▶ **WRITTEN EXERCISE**:
Set down the whole listing verbatim.

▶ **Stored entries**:
>>>
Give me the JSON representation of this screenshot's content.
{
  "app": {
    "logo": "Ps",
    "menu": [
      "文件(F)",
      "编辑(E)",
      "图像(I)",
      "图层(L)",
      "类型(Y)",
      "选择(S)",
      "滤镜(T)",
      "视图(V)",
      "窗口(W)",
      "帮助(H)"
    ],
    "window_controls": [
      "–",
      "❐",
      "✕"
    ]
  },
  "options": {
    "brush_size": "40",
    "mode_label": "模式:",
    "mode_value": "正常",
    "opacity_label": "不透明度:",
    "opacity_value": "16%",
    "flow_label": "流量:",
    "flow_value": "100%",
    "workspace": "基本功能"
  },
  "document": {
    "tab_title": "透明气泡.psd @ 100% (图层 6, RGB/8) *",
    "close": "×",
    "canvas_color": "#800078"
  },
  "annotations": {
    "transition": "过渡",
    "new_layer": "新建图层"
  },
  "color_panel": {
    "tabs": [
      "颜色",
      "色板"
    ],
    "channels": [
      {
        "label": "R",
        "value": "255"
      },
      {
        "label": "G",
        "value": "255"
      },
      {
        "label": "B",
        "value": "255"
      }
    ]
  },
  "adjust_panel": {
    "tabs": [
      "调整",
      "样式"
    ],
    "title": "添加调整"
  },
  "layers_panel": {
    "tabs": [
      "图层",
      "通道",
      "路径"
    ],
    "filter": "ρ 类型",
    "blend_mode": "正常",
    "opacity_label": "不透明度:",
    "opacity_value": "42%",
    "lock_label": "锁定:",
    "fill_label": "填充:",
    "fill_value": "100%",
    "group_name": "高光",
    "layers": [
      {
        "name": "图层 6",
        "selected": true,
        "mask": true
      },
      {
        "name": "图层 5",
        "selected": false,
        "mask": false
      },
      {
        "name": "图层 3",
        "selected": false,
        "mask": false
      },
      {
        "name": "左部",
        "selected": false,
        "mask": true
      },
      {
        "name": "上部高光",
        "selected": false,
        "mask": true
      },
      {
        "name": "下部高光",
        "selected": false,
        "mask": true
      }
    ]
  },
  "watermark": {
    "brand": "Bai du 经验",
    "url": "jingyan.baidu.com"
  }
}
<<<
▶ **RESPONSE**:
Give me the JSON representation of this screenshot's content.
{
  "app": {
    "logo": "Ps",
    "menu": [
      "文件(F)",
      "编辑(E)",
      "图像(I)",
      "图层(L)",
      "类型(Y)",
      "选择(S)",
      "滤镜(T)",
      "视图(V)",
      "窗口(W)",
      "帮助(H)"
    ],
    "window_controls": [
      "–",
      "❐",
      "✕"
    ]
  },
  "options": {
    "brush_size": "40",
    "mode_label": "模式:",
    "mode_value": "正常",
    "opacity_label": "不透明度:",
    "opacity_value": "16%",
    "flow_label": "流量:",
    "flow_value": "100%",
    "workspace": "基本功能"
  },
  "document": {
    "tab_title": "透明气泡.psd @ 100% (图层 6, RGB/8) *",
    "close": "×",
    "canvas_color": "#800078"
  },
  "annotations": {
    "transition": "过渡",
    "new_layer": "新建图层"
  },
  "color_panel": {
    "tabs": [
      "颜色",
      "色板"
    ],
    "channels": [
      {
        "label": "R",
        "value": "255"
      },
      {
        "label": "G",
        "value": "255"
      },
      {
        "label": "B",
        "value": "255"
      }
    ]
  },
  "adjust_panel": {
    "tabs": [
      "调整",
      "样式"
    ],
    "title": "添加调整"
  },
  "layers_panel": {
    "tabs": [
      "图层",
      "通道",
      "路径"
    ],
    "filter": "ρ 类型",
    "blend_mode": "正常",
    "opacity_label": "不透明度:",
    "opacity_value": "42%",
    "lock_label": "锁定:",
    "fill_label": "填充:",
    "fill_value": "100%",
    "group_name": "高光",
    "layers": [
      {
        "name": "图层 6",
        "selected": true,
        "mask": true
      },
      {
        "name": "图层 5",
        "selected": false,
        "mask": false
      },
      {
        "name": "图层 3",
        "selected": false,
        "mask": false
      },
      {
        "name": "左部",
        "selected": false,
        "mask": true
      },
      {
        "name": "上部高光",
        "selected": false,
        "mask": true
      },
      {
        "name": "下部高光",
        "selected": false,
        "mask": true
      }
    ]
  },
  "watermark": {
    "brand": "Bai du 经验",
    "url": "jingyan.baidu.com"
  }
}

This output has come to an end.